#### Provided data

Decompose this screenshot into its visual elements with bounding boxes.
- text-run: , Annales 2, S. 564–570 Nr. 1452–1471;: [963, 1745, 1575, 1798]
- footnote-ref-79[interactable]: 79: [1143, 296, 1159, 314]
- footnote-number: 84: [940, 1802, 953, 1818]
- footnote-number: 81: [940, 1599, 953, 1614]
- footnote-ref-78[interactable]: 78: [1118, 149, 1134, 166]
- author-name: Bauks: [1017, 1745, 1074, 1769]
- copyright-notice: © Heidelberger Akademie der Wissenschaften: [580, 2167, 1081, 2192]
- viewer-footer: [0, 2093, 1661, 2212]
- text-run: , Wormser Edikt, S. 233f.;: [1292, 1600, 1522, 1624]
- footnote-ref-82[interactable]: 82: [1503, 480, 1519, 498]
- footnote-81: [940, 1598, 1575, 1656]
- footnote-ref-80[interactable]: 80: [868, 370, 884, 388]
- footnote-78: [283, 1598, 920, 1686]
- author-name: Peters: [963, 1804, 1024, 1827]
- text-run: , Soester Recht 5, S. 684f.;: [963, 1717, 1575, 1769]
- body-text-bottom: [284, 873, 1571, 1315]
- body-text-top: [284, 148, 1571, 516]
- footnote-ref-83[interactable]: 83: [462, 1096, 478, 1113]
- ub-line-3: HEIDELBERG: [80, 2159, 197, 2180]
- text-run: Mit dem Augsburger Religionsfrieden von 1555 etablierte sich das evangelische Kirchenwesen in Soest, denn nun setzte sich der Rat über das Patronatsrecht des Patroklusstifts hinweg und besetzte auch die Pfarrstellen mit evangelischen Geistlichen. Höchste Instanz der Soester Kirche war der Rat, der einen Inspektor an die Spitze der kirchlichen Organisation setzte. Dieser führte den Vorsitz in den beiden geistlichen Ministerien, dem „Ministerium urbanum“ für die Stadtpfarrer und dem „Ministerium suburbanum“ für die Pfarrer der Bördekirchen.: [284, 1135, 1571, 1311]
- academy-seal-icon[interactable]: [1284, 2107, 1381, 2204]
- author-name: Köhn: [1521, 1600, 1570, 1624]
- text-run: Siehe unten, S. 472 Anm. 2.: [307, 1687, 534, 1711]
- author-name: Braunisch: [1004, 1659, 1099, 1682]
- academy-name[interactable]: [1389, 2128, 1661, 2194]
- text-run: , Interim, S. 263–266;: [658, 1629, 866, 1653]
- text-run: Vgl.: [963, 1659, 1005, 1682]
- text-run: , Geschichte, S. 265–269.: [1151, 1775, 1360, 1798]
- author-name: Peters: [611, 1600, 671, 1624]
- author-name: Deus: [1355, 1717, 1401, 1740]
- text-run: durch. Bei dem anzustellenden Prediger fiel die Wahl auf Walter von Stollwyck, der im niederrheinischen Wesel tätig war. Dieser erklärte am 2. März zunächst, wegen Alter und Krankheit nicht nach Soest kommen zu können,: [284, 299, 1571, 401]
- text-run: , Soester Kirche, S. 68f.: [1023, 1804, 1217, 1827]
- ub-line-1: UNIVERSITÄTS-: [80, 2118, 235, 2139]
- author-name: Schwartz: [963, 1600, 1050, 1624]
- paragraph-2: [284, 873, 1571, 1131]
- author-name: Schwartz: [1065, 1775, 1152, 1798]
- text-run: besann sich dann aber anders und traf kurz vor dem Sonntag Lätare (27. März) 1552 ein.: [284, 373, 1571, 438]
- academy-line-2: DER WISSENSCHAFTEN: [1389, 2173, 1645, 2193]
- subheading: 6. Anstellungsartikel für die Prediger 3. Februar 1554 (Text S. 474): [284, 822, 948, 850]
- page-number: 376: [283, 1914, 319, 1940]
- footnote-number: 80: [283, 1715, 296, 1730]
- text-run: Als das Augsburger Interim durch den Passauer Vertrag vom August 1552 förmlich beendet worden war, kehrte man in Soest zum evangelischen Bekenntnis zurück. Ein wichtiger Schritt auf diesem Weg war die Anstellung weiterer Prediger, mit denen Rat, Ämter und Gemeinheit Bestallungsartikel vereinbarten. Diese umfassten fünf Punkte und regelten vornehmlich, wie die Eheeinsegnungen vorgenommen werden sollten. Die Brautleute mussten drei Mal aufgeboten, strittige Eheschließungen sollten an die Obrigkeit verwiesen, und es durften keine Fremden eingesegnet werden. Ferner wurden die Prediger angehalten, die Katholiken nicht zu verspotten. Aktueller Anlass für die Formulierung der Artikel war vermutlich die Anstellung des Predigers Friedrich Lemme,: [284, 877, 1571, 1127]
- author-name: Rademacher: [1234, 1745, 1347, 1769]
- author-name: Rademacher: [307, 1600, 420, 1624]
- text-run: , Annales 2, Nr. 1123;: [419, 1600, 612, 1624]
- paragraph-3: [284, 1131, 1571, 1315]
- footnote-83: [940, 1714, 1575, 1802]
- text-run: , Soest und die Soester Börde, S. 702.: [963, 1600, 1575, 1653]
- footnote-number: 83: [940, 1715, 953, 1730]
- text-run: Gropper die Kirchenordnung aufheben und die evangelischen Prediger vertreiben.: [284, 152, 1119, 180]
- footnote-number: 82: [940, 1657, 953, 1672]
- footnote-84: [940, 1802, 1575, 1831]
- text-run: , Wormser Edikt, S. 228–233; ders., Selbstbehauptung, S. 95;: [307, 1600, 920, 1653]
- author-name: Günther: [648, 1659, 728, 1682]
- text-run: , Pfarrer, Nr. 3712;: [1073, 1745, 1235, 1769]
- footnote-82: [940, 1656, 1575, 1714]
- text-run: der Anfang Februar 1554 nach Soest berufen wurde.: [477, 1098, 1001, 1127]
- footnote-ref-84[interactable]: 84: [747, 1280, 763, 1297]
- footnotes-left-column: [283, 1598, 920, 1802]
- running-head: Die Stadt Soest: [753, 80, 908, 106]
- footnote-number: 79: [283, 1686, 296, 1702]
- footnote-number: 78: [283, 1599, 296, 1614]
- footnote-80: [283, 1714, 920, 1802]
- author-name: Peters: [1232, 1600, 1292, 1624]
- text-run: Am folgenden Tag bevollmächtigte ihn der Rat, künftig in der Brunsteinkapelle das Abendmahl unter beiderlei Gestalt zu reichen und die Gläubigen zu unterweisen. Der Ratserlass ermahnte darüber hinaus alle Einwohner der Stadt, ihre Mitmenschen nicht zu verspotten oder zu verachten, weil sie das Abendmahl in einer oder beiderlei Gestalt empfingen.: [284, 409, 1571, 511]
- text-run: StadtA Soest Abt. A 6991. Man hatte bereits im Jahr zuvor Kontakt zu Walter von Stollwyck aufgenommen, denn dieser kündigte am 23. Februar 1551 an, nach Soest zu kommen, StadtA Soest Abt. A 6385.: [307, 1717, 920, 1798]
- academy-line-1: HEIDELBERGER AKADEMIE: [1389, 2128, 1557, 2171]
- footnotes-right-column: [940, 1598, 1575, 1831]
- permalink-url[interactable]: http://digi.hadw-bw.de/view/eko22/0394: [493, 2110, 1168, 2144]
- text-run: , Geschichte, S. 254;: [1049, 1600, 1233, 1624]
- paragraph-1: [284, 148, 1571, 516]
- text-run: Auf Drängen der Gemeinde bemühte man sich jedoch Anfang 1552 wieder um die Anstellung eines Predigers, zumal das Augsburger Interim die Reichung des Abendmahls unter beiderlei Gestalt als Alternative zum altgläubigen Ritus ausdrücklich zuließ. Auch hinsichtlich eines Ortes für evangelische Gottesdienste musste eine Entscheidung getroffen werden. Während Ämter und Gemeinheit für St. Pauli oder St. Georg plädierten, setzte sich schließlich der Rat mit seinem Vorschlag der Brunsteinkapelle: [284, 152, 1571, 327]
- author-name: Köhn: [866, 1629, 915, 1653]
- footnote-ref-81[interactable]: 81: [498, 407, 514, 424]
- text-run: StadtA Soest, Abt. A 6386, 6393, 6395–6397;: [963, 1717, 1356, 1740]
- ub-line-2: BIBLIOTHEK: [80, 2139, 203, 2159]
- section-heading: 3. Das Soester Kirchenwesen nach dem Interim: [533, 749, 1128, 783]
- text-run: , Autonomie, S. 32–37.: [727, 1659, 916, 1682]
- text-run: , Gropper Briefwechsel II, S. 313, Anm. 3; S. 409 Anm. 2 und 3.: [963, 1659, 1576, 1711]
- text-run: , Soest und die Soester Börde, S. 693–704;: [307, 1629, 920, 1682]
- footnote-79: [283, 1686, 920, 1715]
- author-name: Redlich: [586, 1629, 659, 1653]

########

- [Description of the task] From the entries above, copy every line containing the word "Geschichte".

- [Solution to this exercise]
- text-run: , Geschichte, S. 265–269.: [1151, 1775, 1360, 1798]
- text-run: , Geschichte, S. 254;: [1049, 1600, 1233, 1624]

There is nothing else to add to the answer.